Given task: Count the lines in the entries below that contain the string "label", matching case exactly, and give only the number.

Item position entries
_ _ _ _ _
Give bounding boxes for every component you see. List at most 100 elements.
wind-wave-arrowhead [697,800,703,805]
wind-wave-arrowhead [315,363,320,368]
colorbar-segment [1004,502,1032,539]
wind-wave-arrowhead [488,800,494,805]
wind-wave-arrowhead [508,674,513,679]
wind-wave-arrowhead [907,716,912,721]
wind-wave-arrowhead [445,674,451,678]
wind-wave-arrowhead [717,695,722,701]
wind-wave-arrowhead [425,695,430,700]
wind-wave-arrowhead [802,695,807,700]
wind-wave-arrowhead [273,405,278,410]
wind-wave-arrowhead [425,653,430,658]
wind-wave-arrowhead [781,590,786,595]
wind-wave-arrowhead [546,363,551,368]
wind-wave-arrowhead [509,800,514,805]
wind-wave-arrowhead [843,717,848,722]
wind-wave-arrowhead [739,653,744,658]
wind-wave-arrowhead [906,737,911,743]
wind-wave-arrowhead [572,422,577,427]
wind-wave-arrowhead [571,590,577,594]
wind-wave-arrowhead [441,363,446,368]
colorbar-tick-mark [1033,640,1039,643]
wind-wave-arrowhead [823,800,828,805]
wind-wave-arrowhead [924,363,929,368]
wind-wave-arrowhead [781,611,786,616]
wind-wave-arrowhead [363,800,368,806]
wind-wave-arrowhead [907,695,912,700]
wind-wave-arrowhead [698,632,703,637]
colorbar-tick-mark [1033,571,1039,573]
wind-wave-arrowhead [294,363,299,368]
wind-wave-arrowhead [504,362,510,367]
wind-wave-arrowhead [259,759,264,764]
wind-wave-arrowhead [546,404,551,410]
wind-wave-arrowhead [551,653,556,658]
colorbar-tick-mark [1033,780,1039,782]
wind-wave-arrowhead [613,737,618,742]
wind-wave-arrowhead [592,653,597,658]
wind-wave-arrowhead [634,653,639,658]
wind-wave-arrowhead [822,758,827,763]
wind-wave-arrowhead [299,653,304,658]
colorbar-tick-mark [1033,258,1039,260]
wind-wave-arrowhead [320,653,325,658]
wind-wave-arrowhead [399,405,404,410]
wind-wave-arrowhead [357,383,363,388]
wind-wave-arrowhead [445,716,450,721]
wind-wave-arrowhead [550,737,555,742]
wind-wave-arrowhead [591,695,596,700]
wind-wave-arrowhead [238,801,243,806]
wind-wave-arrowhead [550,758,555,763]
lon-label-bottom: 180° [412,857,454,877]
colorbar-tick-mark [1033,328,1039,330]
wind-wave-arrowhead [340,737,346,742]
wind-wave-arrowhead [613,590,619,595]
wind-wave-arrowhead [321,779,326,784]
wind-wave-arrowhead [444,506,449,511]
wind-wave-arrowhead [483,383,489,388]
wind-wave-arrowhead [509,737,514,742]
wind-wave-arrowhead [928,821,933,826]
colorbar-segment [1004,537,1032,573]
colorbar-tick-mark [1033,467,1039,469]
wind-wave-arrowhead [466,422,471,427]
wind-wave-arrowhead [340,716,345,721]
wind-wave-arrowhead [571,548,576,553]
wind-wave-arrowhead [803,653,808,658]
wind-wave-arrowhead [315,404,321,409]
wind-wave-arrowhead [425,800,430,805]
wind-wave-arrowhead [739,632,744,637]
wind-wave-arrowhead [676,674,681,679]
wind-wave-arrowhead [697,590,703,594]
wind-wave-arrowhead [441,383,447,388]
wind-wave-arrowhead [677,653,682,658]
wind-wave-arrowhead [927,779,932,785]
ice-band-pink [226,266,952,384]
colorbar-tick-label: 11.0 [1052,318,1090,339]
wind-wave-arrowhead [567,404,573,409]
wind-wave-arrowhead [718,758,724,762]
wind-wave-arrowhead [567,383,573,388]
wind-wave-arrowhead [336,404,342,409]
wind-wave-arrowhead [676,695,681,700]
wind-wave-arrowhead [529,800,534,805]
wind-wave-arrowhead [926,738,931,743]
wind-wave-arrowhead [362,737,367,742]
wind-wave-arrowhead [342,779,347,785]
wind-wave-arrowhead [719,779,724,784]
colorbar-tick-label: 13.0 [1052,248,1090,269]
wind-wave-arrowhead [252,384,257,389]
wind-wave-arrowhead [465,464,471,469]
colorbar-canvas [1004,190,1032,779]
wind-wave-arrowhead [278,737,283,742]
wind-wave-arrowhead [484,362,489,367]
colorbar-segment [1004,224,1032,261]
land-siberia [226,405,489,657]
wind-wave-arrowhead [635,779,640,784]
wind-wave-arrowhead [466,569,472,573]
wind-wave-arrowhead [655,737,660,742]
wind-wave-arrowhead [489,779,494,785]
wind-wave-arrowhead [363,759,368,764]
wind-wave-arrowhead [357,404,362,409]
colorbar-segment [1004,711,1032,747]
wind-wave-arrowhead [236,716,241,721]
_ _ _ _ _
Task solution: 3